• Your objective
Output the material below in its entirety, exactly as given.

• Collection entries
..........

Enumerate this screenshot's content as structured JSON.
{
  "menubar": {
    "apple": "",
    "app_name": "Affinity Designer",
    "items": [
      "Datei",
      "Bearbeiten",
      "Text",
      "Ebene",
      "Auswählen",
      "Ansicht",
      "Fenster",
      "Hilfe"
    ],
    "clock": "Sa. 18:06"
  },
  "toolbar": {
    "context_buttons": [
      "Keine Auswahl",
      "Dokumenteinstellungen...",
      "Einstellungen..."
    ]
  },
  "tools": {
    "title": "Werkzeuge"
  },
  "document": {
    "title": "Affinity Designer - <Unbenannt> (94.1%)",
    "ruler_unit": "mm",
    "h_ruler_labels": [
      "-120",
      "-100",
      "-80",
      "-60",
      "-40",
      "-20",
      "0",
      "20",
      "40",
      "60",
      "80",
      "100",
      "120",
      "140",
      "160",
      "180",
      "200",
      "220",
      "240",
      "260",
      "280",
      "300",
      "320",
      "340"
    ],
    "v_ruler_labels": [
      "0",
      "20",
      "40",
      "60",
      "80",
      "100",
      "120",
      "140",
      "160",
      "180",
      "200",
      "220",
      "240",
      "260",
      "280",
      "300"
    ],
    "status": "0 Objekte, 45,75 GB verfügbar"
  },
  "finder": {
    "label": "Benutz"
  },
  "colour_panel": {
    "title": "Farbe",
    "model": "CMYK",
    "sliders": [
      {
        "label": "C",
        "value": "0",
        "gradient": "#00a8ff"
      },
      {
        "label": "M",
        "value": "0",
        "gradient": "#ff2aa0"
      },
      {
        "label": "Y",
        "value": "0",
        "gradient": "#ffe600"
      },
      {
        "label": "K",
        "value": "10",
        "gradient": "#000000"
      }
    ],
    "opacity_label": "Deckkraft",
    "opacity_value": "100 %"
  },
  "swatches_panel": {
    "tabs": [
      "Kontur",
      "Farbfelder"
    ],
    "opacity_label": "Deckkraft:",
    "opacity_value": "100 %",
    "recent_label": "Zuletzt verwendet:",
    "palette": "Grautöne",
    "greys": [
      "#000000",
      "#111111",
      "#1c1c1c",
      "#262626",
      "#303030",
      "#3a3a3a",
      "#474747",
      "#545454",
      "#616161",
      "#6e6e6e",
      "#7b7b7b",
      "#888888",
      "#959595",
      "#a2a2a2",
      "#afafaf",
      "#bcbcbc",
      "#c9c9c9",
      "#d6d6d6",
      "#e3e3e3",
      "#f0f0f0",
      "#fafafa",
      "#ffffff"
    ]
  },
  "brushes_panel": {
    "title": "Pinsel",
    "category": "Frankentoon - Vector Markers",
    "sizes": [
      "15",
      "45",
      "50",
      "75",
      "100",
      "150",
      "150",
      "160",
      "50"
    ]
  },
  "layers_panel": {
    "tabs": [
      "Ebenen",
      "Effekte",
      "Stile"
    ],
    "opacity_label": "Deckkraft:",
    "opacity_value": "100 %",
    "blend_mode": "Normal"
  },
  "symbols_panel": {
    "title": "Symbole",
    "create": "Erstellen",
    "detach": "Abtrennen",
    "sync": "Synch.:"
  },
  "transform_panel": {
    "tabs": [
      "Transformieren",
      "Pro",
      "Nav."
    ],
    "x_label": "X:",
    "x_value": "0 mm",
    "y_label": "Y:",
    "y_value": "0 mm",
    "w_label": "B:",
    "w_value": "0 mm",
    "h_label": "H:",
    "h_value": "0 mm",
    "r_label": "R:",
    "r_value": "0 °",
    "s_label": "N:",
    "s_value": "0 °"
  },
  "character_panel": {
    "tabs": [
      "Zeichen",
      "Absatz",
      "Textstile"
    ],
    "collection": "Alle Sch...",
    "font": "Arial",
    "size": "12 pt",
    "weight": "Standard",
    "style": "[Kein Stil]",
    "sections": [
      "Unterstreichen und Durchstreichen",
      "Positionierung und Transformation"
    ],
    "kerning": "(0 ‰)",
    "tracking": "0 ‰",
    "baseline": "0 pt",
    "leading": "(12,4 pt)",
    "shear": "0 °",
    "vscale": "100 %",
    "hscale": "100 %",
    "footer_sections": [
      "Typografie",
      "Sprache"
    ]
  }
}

..........

• Result of this task
Enumerate this screenshot's content as structured JSON.
{
  "menubar": {
    "apple": "",
    "app_name": "Affinity Designer",
    "items": [
      "Datei",
      "Bearbeiten",
      "Text",
      "Ebene",
      "Auswählen",
      "Ansicht",
      "Fenster",
      "Hilfe"
    ],
    "clock": "Sa. 18:06"
  },
  "toolbar": {
    "context_buttons": [
      "Keine Auswahl",
      "Dokumenteinstellungen...",
      "Einstellungen..."
    ]
  },
  "tools": {
    "title": "Werkzeuge"
  },
  "document": {
    "title": "Affinity Designer - <Unbenannt> (94.1%)",
    "ruler_unit": "mm",
    "h_ruler_labels": [
      "-120",
      "-100",
      "-80",
      "-60",
      "-40",
      "-20",
      "0",
      "20",
      "40",
      "60",
      "80",
      "100",
      "120",
      "140",
      "160",
      "180",
      "200",
      "220",
      "240",
      "260",
      "280",
      "300",
      "320",
      "340"
    ],
    "v_ruler_labels": [
      "0",
      "20",
      "40",
      "60",
      "80",
      "100",
      "120",
      "140",
      "160",
      "180",
      "200",
      "220",
      "240",
      "260",
      "280",
      "300"
    ],
    "status": "0 Objekte, 45,75 GB verfügbar"
  },
  "finder": {
    "label": "Benutz"
  },
  "colour_panel": {
    "title": "Farbe",
    "model": "CMYK",
    "sliders": [
      {
        "label": "C",
        "value": "0",
        "gradient": "#00a8ff"
      },
      {
        "label": "M",
        "value": "0",
        "gradient": "#ff2aa0"
      },
      {
        "label": "Y",
        "value": "0",
        "gradient": "#ffe600"
      },
      {
        "label": "K",
        "value": "10",
        "gradient": "#000000"
      }
    ],
    "opacity_label": "Deckkraft",
    "opacity_value": "100 %"
  },
  "swatches_panel": {
    "tabs": [
      "Kontur",
      "Farbfelder"
    ],
    "opacity_label": "Deckkraft:",
    "opacity_value": "100 %",
    "recent_label": "Zuletzt verwendet:",
    "palette": "Grautöne",
    "greys": [
      "#000000",
      "#111111",
      "#1c1c1c",
      "#262626",
      "#303030",
      "#3a3a3a",
      "#474747",
      "#545454",
      "#616161",
      "#6e6e6e",
      "#7b7b7b",
      "#888888",
      "#959595",
      "#a2a2a2",
      "#afafaf",
      "#bcbcbc",
      "#c9c9c9",
      "#d6d6d6",
      "#e3e3e3",
      "#f0f0f0",
      "#fafafa",
      "#ffffff"
    ]
  },
  "brushes_panel": {
    "title": "Pinsel",
    "category": "Frankentoon - Vector Markers",
    "sizes": [
      "15",
      "45",
      "50",
      "75",
      "100",
      "150",
      "150",
      "160",
      "50"
    ]
  },
  "layers_panel": {
    "tabs": [
      "Ebenen",
      "Effekte",
      "Stile"
    ],
    "opacity_label": "Deckkraft:",
    "opacity_value": "100 %",
    "blend_mode": "Normal"
  },
  "symbols_panel": {
    "title": "Symbole",
    "create": "Erstellen",
    "detach": "Abtrennen",
    "sync": "Synch.:"
  },
  "transform_panel": {
    "tabs": [
      "Transformieren",
      "Pro",
      "Nav."
    ],
    "x_label": "X:",
    "x_value": "0 mm",
    "y_label": "Y:",
    "y_value": "0 mm",
    "w_label": "B:",
    "w_value": "0 mm",
    "h_label": "H:",
    "h_value": "0 mm",
    "r_label": "R:",
    "r_value": "0 °",
    "s_label": "N:",
    "s_value": "0 °"
  },
  "character_panel": {
    "tabs": [
      "Zeichen",
      "Absatz",
      "Textstile"
    ],
    "collection": "Alle Sch...",
    "font": "Arial",
    "size": "12 pt",
    "weight": "Standard",
    "style": "[Kein Stil]",
    "sections": [
      "Unterstreichen und Durchstreichen",
      "Positionierung und Transformation"
    ],
    "kerning": "(0 ‰)",
    "tracking": "0 ‰",
    "baseline": "0 pt",
    "leading": "(12,4 pt)",
    "shear": "0 °",
    "vscale": "100 %",
    "hscale": "100 %",
    "footer_sections": [
      "Typografie",
      "Sprache"
    ]
  }
}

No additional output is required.